To be done.
Pull out each line of the data that includes the word "Konsentrasi".
── Records for the exercise
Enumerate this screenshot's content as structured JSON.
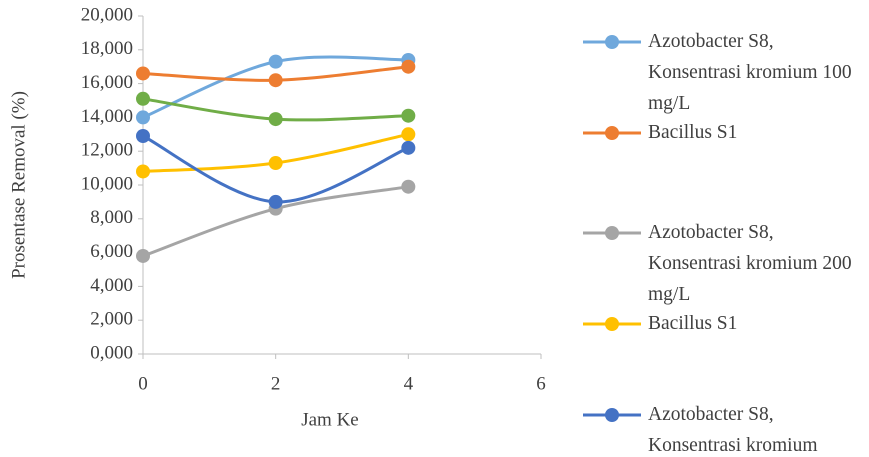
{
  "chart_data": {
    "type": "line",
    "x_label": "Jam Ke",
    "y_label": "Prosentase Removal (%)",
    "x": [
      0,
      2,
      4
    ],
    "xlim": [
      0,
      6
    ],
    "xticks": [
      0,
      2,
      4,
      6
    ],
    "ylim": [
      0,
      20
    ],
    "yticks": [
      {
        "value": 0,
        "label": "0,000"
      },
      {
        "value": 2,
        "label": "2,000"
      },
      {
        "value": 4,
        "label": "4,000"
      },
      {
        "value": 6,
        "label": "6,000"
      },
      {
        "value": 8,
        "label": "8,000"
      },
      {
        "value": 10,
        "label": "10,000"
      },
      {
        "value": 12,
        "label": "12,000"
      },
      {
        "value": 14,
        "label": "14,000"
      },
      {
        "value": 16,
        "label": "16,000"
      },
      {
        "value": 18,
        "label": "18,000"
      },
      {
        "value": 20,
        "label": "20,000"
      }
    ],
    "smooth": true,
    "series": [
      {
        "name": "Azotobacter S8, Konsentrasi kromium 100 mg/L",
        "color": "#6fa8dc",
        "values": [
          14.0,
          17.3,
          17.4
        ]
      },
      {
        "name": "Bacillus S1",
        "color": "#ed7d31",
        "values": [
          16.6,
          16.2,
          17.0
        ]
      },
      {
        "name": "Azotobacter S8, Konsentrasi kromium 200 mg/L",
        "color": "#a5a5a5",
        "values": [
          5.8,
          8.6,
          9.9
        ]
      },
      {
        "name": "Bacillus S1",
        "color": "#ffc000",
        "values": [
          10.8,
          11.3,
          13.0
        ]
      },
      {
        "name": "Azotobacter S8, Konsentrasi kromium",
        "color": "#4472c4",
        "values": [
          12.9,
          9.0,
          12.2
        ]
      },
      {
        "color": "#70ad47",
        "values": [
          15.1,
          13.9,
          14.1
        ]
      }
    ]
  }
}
────
Result.
        "name": "Azotobacter S8, Konsentrasi kromium 100 mg/L",
        "name": "Azotobacter S8, Konsentrasi kromium 200 mg/L",
        "name": "Azotobacter S8, Konsentrasi kromium",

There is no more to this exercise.